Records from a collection
[start]
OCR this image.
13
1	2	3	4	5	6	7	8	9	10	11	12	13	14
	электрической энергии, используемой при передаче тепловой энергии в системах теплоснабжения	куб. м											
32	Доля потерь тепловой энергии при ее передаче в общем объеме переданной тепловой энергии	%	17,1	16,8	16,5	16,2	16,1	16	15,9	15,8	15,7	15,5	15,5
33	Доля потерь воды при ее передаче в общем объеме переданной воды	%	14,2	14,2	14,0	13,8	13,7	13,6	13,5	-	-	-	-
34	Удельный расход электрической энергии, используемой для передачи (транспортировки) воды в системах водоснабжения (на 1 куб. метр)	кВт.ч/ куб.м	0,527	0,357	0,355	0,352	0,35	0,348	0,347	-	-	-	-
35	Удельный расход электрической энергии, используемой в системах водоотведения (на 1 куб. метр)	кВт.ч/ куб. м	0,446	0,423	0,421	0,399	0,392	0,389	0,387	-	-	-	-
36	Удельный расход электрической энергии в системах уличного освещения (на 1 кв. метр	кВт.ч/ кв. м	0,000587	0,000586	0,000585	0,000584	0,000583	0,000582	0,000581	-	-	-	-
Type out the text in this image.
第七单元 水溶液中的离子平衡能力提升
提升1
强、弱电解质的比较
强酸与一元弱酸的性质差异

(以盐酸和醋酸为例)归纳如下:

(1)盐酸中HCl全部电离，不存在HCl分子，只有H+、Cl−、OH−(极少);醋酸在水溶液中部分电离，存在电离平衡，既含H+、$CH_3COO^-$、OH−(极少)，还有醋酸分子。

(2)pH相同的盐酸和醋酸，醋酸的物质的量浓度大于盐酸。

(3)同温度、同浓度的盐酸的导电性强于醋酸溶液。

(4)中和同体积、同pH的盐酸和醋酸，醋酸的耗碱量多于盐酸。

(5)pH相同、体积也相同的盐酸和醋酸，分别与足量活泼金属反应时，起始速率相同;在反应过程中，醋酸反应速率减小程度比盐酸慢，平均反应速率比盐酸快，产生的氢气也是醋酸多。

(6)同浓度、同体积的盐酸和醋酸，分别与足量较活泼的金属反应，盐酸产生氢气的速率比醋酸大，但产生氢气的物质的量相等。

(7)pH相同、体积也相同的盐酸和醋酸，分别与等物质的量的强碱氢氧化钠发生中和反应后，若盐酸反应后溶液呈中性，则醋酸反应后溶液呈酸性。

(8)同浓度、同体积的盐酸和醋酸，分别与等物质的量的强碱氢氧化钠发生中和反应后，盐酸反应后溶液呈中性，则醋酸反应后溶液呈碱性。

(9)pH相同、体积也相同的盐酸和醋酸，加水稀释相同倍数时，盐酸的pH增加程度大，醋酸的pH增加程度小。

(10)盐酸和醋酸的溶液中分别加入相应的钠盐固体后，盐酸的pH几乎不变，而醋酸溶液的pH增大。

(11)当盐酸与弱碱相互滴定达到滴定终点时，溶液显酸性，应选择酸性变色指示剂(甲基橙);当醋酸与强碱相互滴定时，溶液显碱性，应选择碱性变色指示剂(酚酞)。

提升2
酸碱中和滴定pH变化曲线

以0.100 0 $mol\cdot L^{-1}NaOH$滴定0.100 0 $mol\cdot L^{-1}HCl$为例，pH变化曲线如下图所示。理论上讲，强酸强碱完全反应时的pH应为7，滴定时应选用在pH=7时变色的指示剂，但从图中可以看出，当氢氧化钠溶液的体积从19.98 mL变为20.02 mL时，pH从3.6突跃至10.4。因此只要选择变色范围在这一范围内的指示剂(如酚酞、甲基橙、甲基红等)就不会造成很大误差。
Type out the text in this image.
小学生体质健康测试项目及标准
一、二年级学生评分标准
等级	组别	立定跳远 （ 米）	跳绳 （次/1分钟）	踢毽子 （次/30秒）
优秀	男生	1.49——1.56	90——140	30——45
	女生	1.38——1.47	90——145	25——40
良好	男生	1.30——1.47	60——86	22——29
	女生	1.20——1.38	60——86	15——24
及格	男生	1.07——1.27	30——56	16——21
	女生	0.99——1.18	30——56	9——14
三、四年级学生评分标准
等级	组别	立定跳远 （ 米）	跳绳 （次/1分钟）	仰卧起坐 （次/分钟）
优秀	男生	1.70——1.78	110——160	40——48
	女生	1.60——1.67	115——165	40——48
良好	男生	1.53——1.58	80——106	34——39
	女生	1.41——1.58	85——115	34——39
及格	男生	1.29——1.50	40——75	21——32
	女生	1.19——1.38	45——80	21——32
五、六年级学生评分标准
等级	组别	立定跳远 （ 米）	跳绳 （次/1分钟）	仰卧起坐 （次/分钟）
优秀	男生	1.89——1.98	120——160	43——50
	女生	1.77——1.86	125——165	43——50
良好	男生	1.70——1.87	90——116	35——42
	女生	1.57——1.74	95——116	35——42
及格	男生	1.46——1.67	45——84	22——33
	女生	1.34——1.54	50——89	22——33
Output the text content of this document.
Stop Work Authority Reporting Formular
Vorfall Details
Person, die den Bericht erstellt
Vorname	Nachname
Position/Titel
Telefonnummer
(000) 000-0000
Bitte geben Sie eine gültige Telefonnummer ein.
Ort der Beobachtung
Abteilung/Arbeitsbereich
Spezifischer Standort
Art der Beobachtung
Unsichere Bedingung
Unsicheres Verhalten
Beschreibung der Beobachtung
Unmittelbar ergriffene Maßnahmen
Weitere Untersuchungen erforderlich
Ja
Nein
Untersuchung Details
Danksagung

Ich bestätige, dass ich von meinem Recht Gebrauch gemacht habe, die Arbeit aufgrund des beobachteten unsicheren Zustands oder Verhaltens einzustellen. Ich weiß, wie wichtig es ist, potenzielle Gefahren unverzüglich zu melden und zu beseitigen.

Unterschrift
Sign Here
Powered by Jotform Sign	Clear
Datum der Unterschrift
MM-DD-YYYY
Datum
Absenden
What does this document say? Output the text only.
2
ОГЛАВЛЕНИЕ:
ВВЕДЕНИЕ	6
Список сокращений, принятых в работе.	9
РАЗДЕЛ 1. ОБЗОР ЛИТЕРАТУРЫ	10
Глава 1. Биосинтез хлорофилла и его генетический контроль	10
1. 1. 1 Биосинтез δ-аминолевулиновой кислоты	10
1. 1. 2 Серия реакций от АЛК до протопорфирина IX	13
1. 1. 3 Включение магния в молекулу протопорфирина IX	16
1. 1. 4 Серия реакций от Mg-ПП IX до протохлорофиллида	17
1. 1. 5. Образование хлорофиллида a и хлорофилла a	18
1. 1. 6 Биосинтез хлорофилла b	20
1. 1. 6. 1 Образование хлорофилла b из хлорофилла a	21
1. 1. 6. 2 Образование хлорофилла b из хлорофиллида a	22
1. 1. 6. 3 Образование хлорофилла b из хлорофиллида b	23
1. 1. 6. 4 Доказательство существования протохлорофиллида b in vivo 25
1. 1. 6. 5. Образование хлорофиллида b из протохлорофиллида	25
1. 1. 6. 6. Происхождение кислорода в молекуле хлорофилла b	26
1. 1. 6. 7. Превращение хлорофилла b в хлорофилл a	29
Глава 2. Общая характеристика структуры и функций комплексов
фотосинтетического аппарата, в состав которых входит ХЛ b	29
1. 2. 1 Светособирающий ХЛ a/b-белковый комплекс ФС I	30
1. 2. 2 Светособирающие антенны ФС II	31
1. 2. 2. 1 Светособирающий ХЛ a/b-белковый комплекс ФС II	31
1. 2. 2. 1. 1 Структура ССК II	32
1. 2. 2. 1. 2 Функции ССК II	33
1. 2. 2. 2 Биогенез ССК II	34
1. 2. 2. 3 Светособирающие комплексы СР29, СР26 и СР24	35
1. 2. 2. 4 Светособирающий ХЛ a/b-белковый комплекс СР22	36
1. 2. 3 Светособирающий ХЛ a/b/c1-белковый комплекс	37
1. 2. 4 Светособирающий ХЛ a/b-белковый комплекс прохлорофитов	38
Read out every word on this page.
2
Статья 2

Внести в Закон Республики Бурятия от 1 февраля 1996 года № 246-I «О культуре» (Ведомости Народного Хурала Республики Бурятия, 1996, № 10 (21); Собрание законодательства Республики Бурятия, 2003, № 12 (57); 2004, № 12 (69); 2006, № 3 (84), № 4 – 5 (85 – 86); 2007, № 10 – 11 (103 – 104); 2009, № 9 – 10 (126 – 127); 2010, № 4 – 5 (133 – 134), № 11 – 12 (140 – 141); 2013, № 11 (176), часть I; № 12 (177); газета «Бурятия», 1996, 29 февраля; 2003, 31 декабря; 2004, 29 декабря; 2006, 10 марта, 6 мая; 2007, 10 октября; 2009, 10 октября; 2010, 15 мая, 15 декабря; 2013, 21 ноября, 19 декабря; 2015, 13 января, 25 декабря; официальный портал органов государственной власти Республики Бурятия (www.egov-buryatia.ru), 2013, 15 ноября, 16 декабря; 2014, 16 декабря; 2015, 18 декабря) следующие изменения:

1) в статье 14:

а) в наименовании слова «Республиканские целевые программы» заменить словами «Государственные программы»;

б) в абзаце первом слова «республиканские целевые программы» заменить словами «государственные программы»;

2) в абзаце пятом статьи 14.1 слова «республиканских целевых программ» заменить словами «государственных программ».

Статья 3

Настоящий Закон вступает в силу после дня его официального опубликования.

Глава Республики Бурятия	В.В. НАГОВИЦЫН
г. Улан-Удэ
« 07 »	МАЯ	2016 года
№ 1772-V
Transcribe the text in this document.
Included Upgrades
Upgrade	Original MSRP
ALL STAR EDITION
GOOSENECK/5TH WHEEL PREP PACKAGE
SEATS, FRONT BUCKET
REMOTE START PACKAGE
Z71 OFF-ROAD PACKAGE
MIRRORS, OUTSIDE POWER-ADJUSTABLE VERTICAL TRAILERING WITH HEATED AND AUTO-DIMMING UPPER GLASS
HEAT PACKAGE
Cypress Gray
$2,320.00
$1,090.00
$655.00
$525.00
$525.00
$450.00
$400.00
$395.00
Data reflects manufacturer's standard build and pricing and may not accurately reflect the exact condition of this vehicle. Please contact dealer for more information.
[end]
DESCRIPTION OF THE TASK = Show all lines above holding "потерь".

COMPLETE RESPONSE =
32	Доля потерь тепловой энергии при ее передаче в общем объеме переданной тепловой энергии	%	17,1	16,8	16,5	16,2	16,1	16	15,9	15,8	15,7	15,5	15,5
33	Доля потерь воды при ее передаче в общем объеме переданной воды	%	14,2	14,2	14,0	13,8	13,7	13,6	13,5	-	-	-	-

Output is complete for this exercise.